---- Data rows

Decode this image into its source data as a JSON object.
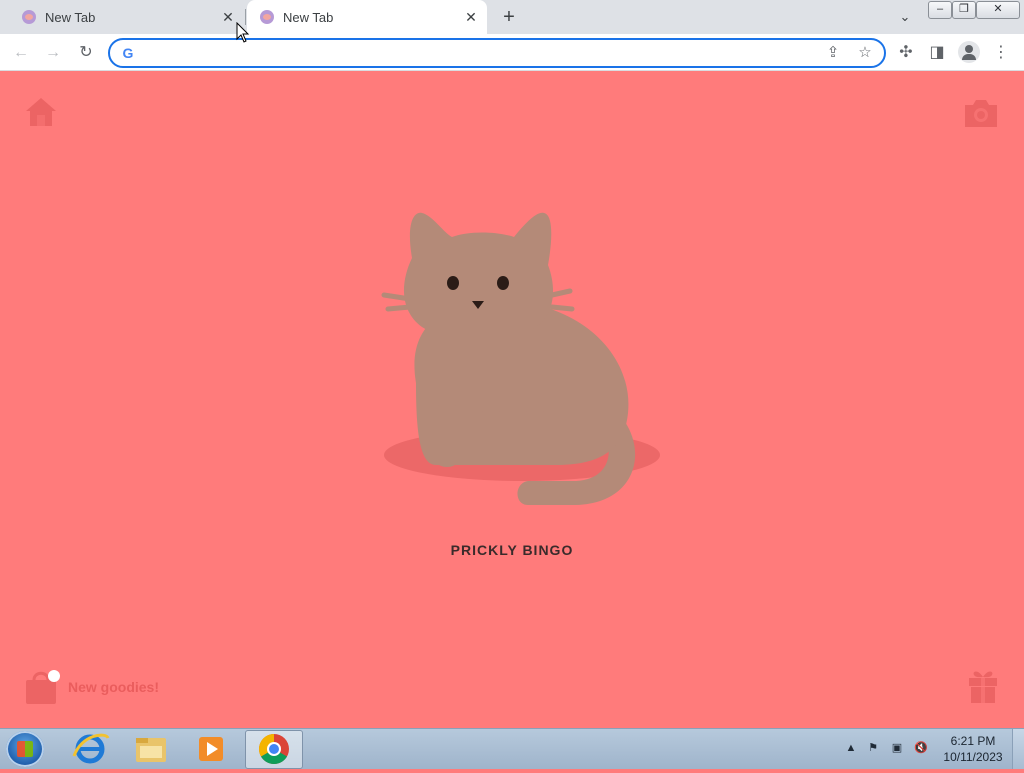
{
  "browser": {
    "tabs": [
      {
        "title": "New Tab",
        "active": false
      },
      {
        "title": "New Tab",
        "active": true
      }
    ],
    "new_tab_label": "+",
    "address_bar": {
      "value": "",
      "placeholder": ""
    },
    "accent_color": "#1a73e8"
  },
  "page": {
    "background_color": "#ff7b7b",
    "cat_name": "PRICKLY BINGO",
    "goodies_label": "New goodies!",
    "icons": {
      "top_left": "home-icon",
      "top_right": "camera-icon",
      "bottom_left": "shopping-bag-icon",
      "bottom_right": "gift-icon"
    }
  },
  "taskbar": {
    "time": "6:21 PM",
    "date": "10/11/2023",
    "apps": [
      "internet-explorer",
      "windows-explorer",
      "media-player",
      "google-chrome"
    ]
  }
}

--------
---- Data rows

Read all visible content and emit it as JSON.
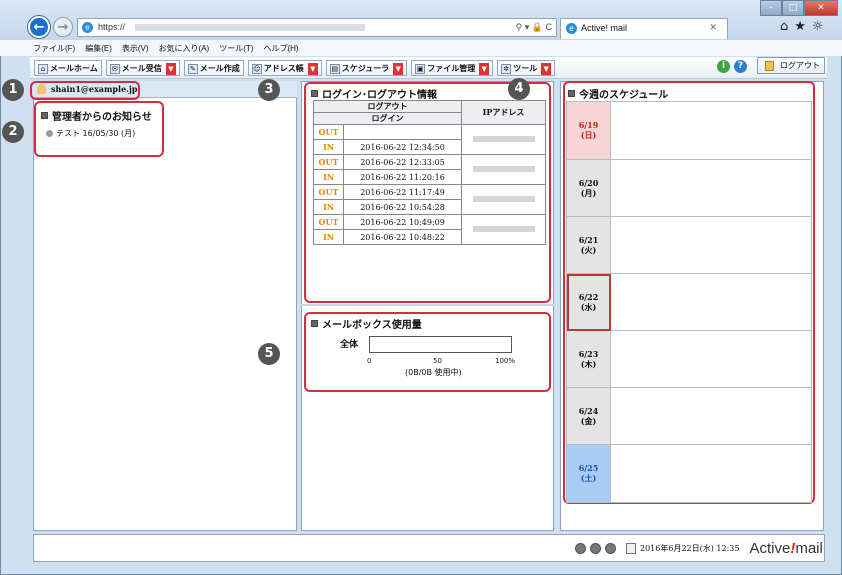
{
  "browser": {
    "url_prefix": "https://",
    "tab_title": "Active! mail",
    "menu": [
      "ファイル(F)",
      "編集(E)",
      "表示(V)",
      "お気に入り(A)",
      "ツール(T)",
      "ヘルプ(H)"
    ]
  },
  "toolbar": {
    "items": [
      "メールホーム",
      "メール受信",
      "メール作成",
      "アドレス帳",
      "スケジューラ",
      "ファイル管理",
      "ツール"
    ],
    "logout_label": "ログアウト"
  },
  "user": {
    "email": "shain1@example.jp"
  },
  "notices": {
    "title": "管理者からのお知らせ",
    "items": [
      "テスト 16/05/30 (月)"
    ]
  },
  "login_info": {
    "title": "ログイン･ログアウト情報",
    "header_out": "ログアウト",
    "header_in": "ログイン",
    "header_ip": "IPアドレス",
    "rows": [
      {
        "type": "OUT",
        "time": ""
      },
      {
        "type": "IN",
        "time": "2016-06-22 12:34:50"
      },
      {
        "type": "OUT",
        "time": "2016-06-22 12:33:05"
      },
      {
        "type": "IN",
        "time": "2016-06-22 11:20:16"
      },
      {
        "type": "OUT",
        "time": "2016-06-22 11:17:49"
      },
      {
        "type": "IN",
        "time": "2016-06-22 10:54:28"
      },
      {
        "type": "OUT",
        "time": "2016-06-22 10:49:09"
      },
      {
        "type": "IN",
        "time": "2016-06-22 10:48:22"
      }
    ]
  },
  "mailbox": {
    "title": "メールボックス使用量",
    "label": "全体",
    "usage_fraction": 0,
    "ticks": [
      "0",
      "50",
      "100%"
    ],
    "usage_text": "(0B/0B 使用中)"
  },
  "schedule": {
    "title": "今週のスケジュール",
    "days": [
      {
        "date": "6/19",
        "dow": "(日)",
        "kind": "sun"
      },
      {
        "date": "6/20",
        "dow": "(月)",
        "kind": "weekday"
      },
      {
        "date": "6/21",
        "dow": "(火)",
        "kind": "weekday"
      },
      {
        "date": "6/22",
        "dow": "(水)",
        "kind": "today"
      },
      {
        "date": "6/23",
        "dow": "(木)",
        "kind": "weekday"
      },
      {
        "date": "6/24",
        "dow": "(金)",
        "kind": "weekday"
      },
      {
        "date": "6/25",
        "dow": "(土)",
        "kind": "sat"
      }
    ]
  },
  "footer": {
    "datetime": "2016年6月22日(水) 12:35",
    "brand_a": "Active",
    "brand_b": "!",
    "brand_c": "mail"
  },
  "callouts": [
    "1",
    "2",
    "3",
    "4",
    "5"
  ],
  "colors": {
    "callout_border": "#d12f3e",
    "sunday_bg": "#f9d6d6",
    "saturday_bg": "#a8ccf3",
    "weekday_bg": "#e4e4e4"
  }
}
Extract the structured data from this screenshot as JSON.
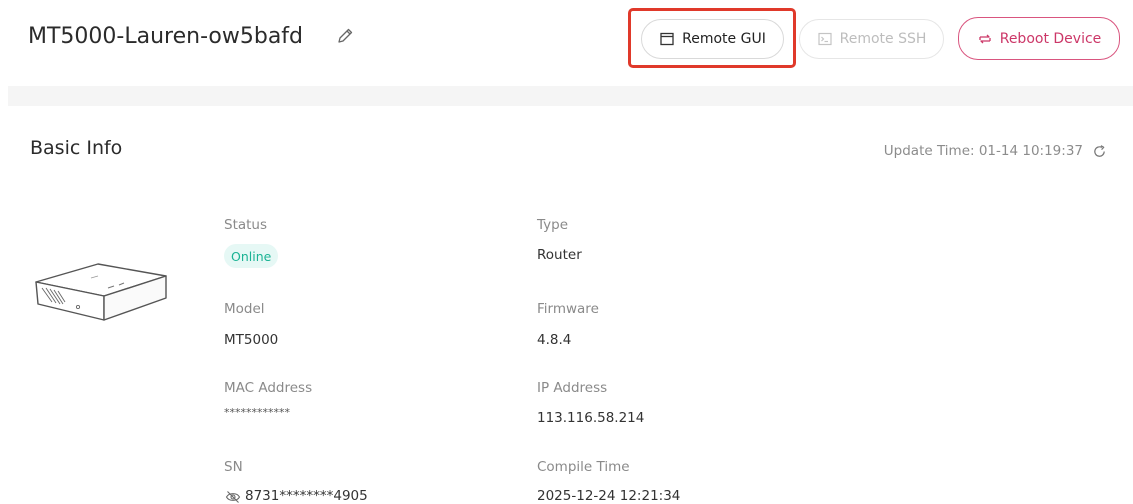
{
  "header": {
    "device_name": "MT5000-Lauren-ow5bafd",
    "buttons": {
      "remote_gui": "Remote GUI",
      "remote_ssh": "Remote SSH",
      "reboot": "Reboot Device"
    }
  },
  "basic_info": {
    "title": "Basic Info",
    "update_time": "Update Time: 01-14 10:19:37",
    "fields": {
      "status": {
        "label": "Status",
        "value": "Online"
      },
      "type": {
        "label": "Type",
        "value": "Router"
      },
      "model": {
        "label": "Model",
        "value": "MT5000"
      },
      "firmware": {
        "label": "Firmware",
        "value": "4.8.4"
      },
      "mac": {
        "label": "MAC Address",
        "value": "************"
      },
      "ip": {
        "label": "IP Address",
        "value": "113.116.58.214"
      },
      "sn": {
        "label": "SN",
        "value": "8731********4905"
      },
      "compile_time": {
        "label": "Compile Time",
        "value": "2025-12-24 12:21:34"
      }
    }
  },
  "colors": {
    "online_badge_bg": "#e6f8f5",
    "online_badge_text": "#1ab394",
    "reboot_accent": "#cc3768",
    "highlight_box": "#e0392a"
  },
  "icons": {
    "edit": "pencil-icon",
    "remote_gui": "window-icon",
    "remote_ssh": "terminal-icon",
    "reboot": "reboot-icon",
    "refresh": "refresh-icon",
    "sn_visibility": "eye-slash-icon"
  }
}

--------
---- Data rows

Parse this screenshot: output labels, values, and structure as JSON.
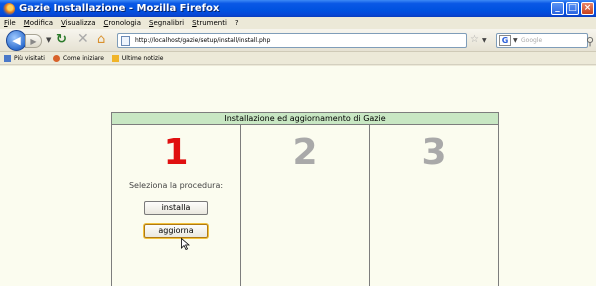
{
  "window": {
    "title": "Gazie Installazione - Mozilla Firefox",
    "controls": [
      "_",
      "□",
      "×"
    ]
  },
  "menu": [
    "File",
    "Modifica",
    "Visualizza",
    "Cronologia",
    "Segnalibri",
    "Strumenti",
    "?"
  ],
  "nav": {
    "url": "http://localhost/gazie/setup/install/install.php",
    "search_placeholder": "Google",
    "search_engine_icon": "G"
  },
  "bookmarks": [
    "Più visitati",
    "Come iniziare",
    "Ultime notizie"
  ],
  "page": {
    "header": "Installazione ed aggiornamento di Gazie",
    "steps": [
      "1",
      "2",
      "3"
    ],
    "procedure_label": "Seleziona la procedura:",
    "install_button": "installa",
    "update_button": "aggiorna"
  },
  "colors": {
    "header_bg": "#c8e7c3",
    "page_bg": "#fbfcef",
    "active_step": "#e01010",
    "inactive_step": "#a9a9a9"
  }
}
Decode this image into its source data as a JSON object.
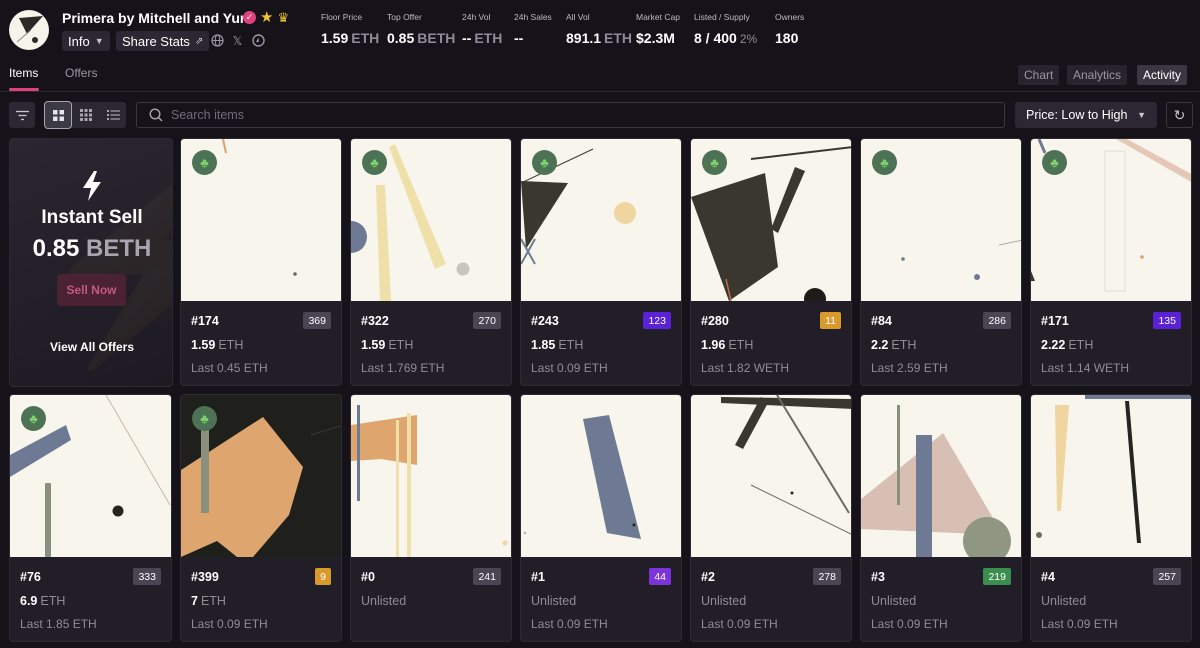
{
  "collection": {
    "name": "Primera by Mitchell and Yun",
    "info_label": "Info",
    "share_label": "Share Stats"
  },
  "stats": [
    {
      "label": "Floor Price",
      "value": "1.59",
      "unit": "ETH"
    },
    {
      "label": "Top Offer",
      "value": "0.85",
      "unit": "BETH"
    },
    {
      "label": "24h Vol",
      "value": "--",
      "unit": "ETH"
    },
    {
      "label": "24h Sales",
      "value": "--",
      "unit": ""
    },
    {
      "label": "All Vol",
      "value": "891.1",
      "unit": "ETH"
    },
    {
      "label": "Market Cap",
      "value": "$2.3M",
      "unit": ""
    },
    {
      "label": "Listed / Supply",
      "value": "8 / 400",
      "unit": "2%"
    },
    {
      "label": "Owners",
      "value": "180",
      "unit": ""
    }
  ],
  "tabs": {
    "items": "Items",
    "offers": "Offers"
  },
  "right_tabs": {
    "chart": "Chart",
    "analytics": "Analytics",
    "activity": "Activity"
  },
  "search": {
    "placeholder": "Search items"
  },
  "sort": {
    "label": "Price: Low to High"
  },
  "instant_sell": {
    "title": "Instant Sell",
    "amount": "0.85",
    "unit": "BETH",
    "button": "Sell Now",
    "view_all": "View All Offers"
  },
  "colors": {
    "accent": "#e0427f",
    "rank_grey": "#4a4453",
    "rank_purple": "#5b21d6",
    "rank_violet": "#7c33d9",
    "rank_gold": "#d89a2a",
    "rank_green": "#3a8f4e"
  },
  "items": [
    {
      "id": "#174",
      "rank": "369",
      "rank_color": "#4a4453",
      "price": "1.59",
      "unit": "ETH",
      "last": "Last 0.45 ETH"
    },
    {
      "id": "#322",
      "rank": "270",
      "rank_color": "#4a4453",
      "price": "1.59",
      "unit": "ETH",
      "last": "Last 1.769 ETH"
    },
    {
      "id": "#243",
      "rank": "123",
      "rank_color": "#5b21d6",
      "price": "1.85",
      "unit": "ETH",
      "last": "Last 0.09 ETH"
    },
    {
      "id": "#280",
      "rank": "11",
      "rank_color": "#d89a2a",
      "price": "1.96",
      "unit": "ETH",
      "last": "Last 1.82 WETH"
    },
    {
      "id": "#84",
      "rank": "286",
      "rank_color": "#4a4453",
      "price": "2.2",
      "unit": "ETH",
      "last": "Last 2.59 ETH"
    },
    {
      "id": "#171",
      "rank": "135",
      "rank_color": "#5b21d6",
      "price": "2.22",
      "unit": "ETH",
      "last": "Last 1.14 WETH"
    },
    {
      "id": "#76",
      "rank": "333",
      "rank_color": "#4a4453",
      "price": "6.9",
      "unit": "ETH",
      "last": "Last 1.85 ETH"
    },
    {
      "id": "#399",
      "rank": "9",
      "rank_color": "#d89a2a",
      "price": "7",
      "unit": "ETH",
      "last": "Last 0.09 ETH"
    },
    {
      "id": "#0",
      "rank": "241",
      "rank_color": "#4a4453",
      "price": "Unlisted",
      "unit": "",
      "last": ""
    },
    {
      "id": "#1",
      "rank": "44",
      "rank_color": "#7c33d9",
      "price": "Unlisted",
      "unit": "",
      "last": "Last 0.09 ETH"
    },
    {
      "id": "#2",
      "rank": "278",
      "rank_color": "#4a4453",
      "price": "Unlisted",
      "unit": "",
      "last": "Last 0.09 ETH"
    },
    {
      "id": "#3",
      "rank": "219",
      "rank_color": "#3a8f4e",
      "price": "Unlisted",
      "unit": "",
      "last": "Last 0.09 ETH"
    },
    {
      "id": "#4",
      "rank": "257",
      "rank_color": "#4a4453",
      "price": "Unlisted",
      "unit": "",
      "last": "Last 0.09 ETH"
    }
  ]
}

--------

__Given problem__
Work out how many lines of the data above contain the string "JSON" and give the number alone.

__Task solution__
5